DOCUMENT EXCERPT:
This is one of those times. Thanks to the digital revolution we are all in a world of unprecedented connectivity, transparency and democracy of opportunity.

We know more, we find out more, we communicate more and we can even publish more in a way that has never before been possible.

Connectivity, and the democracy it brings, is changing our world, from the Arab Spring to e-petitions to the UK parliament.

The difficulty of all this for leadership is that automatic respect is in increasingly short supply.

Trust in leaders and institutions, whether government, politicians or business, has fallen to record lows.

Brands themselves aren’t immune to the reputational scrutiny that social media makes possible.

Paul Polman of Unilever posed the question, "If social media can topple a government in three months, how long would it take to bring down a brand?"

The leadership solution lies in the nature of the problem. If unprecedented democracy and connectivity characterise the challenge, they should define the style of leadership too.

The world is now too tangled for even the most gifted of autocrats, and too transparent for the closed style of tyrants.

In this setting, the best leadership will come from visionaries who can bring a group of others with them.

This is not because decisions are best made by many, but because in an era of change and complexity a leader needs more than one person to create the hypothesis, test it, and work out how best to put the answer into effect. (Fertility of connectivity - more ideas to be grabbed).

(Layout dataset items)
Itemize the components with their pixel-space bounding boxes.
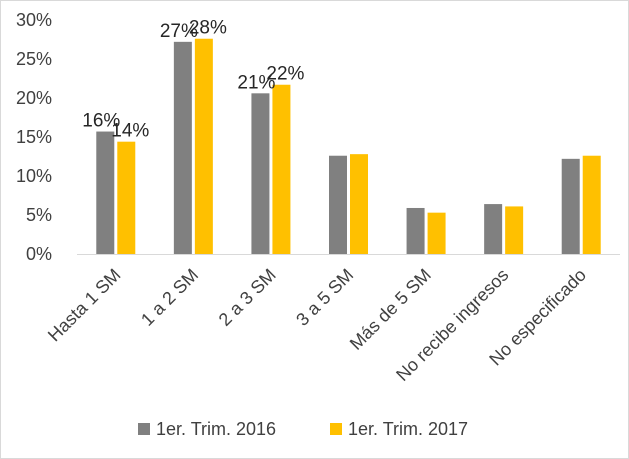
bar-2016 — [329, 155, 347, 254]
bar-2016 — [561, 158, 580, 254]
bars — [96, 38, 601, 255]
bar-2016 — [251, 93, 270, 254]
legend-label: 1er. Trim. 2017 — [348, 419, 468, 439]
y-tick-label: 15% — [16, 127, 52, 147]
y-tick-label: 20% — [16, 88, 52, 108]
bar-2016 — [173, 41, 192, 255]
x-category-label: 2 a 3 SM — [215, 265, 280, 330]
bar-2017 — [272, 84, 291, 255]
bar-2017 — [582, 155, 601, 254]
x-category-label: 3 a 5 SM — [292, 265, 357, 330]
y-tick-label: 5% — [26, 205, 52, 225]
bar-2017 — [117, 141, 136, 254]
data-labels: 16%14% 27%28% 21%22% — [82, 18, 304, 142]
bar-2017 — [505, 206, 524, 254]
y-axis: 0% 5% 10% 15% 20% 25% 30% — [16, 10, 52, 264]
data-label: 14% — [111, 121, 149, 142]
bar-2017 — [427, 212, 446, 254]
y-tick-label: 25% — [16, 49, 52, 69]
data-label: 16% — [82, 111, 120, 132]
data-label: 28% — [189, 18, 227, 39]
bar-2017 — [350, 154, 368, 254]
y-tick-label: 0% — [26, 244, 52, 264]
legend-swatch — [138, 423, 150, 435]
y-tick-label: 10% — [16, 166, 52, 186]
x-category-label: Hasta 1 SM — [44, 265, 125, 346]
legend-label: 1er. Trim. 2016 — [156, 419, 276, 439]
bar-2016 — [484, 204, 503, 254]
bar-2016 — [96, 131, 115, 254]
data-label: 27% — [160, 21, 198, 42]
data-label: 22% — [266, 64, 304, 85]
y-tick-label: 30% — [16, 10, 52, 30]
legend-swatch — [330, 423, 342, 435]
x-category-label: 1 a 2 SM — [137, 265, 202, 330]
data-label: 21% — [237, 72, 275, 93]
bar-2016 — [406, 207, 425, 254]
bar-2017 — [194, 38, 213, 254]
legend: 1er. Trim. 2016 1er. Trim. 2017 — [138, 419, 468, 439]
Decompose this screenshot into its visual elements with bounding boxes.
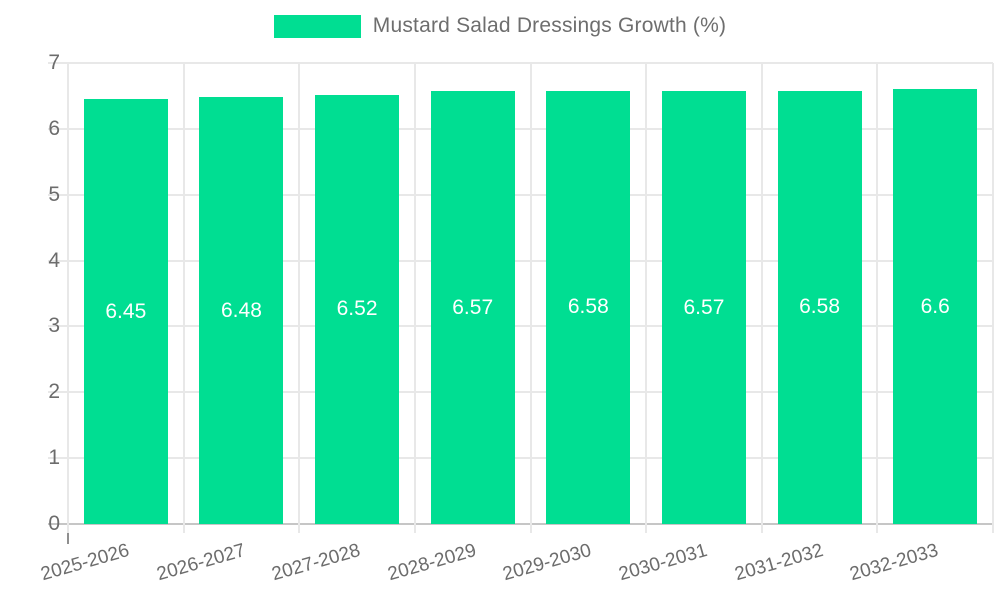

REQUIRED WORK:
A. According to the passage on leadership in a connected world, what has happened to trust in leaders and institutions?
B. Resume the passage on leadership in a connected world, picking up after its final sentence.

RESULTS IN ORDER:
A. It has fallen to record lows.

B.
That means a small group with different talents, shared interests and a common regard for and trust in each other.

One of them may be called the CEO but they should be a challenging caucus of intellectual equals, not a rubber stamp. 

Thus, the leader’s first, crucial task is to assemble or edit this group.

The right people come before the right strategy, because the right people will help define the right strategy and when things change quickly the strategy may have to change as well.

A quality leadership team is an enduring asset that may need to outlast a given strategy.

The second part is connectivity and the meritocracy it creates. The reality of visionary leadership is that communication needs to be an ever larger part of it: listening to ideas as well as expressing them.

This isn’t new. That master strategist William Shakespeare caught it in his description of Henry V before the battle of Agincourt.

The speech we remember is the one before the onslaught, but Henry’s best work is done the night before when he roves the camp, doing the 14th century equivalent of management by walking about:

‘Forth he goes and visits all his host.

Bids them good morrow with a modest smile

And calls them brothers, friends and countrymen.

A largess universal like the sun, thawing cold fear.’

Henry V, Act IV

Henry’s mood of measured optimism, is the key to leadership at times like these. 

Measured, because leaders have to be brutally honest about what’s true and what’s not, but optimistic because leadership must be about seeing and moving towards the most positive outcome from any position, however hopeless it feels.

That inner certainty comes from purpose. A clear sense of what it is that binds the leader and led together.

For Henry it was the fate of England. In the corporate world, shared purpose is unlikely to be as big or as simple.

But identifying it, communicating it and sharing it is one of leadership’s most crucial roles.

In changing times like these living with more uncertainty is a necessary part of all our lives.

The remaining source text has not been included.